▶ Material shown
** START **
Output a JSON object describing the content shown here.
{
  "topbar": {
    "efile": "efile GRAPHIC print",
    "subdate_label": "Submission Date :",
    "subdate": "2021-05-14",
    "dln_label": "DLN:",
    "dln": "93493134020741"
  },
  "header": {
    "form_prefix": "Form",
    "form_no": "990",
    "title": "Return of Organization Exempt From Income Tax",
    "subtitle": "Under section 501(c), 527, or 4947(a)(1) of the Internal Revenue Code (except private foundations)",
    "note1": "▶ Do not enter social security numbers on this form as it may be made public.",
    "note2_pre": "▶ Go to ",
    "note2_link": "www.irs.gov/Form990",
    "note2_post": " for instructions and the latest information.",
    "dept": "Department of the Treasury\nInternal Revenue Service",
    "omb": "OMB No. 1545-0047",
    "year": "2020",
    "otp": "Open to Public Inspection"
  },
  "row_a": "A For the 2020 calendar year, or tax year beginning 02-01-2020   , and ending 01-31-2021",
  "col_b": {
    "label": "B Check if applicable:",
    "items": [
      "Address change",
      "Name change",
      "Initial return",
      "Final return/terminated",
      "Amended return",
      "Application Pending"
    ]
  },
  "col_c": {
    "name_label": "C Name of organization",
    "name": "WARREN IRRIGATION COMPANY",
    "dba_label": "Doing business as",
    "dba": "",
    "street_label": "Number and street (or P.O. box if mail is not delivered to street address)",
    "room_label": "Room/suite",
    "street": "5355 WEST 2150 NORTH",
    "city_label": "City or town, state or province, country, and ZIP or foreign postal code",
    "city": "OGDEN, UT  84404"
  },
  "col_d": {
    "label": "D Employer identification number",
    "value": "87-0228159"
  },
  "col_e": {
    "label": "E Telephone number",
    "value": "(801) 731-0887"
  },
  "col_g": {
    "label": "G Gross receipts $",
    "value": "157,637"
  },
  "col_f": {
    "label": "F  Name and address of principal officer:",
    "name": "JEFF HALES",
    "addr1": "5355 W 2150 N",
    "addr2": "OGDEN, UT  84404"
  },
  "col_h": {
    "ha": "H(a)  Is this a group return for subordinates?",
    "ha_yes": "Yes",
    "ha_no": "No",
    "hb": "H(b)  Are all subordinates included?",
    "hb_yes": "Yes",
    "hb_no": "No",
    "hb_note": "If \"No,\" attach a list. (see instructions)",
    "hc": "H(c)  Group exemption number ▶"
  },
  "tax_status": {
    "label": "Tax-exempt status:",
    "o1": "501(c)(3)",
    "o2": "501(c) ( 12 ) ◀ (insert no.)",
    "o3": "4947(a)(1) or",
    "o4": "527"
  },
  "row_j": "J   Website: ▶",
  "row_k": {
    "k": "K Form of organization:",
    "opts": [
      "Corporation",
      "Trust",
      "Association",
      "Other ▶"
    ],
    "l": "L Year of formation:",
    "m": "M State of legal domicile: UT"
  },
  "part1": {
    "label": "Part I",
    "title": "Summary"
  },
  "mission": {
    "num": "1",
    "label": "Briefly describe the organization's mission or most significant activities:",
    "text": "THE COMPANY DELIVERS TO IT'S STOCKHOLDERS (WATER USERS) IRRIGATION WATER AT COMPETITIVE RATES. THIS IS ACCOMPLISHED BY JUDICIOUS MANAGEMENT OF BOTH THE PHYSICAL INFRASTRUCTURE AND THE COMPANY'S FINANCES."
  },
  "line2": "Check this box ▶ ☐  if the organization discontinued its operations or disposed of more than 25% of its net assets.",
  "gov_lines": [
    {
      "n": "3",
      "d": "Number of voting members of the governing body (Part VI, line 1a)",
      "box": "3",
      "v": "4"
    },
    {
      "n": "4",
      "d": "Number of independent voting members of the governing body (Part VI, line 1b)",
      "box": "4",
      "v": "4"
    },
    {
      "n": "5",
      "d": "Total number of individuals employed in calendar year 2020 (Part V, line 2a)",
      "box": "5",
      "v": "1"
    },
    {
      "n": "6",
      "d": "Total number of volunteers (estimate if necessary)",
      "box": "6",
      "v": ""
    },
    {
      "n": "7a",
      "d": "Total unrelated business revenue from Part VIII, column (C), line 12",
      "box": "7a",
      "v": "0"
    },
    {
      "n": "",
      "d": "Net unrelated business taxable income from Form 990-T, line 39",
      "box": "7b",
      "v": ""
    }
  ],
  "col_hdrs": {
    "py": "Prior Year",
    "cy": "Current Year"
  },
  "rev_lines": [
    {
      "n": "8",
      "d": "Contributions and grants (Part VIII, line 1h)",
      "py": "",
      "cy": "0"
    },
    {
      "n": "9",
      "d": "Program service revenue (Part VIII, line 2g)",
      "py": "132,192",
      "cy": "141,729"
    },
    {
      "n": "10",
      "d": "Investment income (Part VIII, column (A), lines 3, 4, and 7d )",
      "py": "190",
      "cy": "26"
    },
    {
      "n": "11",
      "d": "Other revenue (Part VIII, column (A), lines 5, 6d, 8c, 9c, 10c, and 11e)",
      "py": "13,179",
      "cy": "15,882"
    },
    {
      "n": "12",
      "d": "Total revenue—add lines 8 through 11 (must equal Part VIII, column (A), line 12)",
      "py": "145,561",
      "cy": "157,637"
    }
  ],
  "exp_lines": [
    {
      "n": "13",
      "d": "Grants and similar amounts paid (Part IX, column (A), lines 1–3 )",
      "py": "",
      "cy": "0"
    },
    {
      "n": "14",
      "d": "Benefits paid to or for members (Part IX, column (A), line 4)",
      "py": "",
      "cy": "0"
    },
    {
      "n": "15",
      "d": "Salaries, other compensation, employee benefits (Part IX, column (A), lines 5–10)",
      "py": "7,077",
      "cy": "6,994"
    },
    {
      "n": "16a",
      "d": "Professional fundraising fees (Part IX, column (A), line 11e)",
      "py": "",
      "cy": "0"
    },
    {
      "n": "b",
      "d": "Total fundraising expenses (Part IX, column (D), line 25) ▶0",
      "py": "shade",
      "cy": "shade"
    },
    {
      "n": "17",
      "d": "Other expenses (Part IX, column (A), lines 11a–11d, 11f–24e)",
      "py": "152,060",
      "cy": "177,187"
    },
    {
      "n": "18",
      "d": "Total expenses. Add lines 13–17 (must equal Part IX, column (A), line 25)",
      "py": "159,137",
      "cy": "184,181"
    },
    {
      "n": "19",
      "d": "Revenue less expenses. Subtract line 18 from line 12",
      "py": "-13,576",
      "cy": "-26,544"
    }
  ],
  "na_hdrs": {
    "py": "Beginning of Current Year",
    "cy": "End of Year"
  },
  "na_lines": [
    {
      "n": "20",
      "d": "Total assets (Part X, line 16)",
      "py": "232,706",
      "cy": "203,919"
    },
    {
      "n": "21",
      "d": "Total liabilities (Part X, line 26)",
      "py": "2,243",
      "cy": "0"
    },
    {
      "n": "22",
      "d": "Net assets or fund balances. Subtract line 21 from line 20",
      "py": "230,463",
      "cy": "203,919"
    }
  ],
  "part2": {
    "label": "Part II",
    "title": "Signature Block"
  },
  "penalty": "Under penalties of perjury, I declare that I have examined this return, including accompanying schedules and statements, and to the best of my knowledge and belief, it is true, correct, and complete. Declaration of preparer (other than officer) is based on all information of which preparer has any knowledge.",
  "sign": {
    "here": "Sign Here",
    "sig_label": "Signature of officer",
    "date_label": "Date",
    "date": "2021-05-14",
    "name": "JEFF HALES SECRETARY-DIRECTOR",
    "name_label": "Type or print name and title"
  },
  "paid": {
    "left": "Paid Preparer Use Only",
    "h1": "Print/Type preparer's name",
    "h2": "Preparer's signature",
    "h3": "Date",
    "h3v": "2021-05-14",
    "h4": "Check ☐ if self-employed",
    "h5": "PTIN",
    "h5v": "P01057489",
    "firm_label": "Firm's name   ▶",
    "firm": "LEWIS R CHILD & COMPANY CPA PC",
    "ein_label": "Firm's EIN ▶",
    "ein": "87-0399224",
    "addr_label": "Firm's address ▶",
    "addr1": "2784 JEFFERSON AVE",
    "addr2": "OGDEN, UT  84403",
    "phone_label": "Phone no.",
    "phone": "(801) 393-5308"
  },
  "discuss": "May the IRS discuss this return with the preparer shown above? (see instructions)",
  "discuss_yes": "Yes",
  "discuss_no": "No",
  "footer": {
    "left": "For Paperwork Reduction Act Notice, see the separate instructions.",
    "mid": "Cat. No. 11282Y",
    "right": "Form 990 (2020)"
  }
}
** END **
Gather each line that holds "HALES".

▶ Full solution
    "name": "JEFF HALES",
    "name": "JEFF HALES SECRETARY-DIRECTOR",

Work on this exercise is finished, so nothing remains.